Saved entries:
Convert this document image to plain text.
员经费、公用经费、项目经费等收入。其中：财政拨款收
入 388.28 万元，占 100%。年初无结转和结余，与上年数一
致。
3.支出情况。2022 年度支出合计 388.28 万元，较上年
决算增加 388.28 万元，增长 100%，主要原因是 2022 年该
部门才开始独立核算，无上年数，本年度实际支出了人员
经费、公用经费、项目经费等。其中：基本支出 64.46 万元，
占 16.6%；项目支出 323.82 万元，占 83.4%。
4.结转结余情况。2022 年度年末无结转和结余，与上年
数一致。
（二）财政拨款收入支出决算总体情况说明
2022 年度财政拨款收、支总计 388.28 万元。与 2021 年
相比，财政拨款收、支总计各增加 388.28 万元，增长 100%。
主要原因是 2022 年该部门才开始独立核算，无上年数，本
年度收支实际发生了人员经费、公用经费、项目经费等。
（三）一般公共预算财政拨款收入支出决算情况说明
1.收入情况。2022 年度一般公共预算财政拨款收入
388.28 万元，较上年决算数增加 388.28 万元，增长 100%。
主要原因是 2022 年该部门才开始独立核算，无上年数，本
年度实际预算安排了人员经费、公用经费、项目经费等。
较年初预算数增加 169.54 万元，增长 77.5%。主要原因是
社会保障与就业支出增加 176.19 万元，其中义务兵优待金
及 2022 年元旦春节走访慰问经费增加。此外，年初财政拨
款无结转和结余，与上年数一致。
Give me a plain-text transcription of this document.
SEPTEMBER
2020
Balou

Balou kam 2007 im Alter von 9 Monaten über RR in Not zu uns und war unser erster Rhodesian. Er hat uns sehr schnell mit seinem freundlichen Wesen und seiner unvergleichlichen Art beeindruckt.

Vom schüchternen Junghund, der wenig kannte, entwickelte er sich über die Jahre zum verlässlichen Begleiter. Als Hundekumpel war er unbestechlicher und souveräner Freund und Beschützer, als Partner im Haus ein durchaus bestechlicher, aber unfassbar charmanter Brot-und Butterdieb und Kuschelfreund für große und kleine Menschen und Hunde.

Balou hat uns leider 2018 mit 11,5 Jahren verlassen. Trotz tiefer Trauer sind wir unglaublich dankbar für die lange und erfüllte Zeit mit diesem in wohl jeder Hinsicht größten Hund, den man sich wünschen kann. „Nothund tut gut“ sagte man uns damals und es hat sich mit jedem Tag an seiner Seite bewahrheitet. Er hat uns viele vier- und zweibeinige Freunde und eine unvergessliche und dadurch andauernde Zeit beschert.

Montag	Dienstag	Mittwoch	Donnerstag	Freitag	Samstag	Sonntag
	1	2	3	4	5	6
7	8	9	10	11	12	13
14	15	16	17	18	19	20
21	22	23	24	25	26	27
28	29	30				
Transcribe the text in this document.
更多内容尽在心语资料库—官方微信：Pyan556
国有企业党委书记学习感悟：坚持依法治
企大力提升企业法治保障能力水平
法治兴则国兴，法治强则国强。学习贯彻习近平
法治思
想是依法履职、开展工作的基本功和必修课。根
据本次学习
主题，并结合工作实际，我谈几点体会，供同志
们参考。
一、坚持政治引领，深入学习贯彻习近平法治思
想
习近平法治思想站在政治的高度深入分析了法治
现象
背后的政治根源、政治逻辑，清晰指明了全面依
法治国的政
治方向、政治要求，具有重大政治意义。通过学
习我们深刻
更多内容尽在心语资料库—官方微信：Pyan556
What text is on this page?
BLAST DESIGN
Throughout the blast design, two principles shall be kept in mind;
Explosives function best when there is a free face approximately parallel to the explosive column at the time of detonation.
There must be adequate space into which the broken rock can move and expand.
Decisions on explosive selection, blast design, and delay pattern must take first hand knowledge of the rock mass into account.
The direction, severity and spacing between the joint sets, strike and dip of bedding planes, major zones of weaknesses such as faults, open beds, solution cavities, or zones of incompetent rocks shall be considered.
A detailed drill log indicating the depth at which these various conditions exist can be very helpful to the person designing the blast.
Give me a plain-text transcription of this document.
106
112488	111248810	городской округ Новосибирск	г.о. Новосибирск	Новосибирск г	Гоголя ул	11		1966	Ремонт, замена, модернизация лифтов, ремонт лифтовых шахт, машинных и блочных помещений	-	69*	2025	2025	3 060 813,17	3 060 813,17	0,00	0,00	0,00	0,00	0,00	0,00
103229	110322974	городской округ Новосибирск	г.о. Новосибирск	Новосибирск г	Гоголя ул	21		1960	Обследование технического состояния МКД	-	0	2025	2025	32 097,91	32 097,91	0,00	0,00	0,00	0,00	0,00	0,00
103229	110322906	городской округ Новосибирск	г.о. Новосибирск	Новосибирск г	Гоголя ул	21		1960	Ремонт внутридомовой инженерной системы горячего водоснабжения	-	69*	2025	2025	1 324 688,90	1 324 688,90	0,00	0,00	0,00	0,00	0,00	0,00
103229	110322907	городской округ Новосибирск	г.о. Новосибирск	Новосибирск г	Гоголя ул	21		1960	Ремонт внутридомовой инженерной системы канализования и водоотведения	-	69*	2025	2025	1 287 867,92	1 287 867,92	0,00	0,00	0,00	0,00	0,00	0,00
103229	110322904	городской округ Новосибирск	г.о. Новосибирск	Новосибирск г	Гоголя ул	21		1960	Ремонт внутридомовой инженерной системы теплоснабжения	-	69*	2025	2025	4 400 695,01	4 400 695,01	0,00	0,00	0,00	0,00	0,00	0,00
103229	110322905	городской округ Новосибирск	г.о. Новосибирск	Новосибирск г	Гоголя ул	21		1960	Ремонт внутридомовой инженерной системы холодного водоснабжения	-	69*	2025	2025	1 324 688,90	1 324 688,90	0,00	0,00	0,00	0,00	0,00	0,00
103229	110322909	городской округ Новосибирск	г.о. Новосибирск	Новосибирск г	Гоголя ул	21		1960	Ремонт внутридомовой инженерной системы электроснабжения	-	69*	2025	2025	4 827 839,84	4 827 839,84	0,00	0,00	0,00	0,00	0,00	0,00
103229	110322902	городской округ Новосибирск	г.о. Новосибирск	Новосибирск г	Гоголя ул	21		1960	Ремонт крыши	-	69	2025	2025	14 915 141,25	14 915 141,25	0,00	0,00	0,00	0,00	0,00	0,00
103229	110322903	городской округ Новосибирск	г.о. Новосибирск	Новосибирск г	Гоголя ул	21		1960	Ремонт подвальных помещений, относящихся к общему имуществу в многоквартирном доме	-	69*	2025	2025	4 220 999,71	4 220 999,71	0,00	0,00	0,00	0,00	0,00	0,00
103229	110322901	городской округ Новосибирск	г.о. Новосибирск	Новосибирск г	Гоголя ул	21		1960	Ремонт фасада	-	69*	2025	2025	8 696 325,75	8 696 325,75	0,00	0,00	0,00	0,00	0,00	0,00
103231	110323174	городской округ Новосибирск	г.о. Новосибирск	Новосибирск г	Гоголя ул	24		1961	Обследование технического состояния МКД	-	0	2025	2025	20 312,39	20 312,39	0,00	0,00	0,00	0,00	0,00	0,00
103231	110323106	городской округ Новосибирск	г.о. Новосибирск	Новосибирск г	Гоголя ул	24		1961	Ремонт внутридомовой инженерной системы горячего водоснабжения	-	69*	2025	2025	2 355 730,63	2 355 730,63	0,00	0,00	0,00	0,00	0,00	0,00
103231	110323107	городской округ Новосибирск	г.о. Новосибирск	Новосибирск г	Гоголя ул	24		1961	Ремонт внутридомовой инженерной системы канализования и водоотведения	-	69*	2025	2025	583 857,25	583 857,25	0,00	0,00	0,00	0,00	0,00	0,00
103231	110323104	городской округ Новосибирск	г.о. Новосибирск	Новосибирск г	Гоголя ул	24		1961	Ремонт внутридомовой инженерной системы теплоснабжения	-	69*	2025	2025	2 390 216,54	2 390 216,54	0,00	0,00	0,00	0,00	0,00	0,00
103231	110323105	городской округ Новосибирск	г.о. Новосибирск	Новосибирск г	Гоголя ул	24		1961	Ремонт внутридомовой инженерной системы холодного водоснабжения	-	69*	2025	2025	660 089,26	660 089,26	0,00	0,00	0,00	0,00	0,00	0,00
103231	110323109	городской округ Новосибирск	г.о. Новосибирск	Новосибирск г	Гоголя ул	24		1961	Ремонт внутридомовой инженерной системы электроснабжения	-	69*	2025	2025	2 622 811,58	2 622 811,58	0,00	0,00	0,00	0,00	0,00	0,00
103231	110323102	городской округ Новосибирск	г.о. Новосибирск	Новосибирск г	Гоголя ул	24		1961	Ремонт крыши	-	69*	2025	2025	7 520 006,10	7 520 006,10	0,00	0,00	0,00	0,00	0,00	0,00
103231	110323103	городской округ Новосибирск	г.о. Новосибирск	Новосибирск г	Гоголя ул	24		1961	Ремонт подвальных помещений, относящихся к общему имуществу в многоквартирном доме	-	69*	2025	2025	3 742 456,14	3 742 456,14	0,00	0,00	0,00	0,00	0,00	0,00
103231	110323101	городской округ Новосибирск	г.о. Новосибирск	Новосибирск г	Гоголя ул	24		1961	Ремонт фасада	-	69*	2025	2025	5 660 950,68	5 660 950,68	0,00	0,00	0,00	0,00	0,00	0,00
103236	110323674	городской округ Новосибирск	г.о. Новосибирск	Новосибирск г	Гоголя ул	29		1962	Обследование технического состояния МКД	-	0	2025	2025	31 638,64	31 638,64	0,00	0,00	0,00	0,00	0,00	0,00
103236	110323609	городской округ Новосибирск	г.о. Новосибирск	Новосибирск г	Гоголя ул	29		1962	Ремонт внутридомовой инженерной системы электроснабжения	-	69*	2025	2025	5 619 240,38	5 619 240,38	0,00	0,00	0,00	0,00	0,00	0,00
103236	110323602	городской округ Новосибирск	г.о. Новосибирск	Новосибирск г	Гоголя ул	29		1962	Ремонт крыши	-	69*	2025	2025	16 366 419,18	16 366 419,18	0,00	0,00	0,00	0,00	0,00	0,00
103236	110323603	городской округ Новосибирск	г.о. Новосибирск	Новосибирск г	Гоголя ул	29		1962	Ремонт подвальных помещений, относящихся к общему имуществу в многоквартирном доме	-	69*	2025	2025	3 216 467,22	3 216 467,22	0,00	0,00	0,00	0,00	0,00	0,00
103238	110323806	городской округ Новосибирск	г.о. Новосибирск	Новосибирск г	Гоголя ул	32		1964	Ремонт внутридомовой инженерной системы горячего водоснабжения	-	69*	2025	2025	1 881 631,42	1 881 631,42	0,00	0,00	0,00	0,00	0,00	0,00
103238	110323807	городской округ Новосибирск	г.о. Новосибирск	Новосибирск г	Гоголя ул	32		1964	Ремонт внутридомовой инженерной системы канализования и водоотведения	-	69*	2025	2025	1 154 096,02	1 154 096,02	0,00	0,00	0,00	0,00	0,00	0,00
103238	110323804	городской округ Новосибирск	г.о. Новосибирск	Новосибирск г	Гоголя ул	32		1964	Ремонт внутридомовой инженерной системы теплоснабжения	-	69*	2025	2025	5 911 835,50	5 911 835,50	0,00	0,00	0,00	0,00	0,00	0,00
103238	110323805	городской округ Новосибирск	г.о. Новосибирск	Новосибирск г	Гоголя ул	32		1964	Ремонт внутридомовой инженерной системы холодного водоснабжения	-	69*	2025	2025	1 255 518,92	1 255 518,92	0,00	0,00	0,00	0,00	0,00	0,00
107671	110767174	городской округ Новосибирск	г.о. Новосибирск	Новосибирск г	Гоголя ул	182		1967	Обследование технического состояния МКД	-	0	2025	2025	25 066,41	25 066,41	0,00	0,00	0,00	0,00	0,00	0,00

Aim: Copy the lines from the entries above in which the word "теплоснабжения" appears.

The reply:
103229	110322904	городской округ Новосибирск	г.о. Новосибирск	Новосибирск г	Гоголя ул	21		1960	Ремонт внутридомовой инженерной системы теплоснабжения	-	69*	2025	2025	4 400 695,01	4 400 695,01	0,00	0,00	0,00	0,00	0,00	0,00
103231	110323104	городской округ Новосибирск	г.о. Новосибирск	Новосибирск г	Гоголя ул	24		1961	Ремонт внутридомовой инженерной системы теплоснабжения	-	69*	2025	2025	2 390 216,54	2 390 216,54	0,00	0,00	0,00	0,00	0,00	0,00
103238	110323804	городской округ Новосибирск	г.о. Новосибирск	Новосибирск г	Гоголя ул	32		1964	Ремонт внутридомовой инженерной системы теплоснабжения	-	69*	2025	2025	5 911 835,50	5 911 835,50	0,00	0,00	0,00	0,00	0,00	0,00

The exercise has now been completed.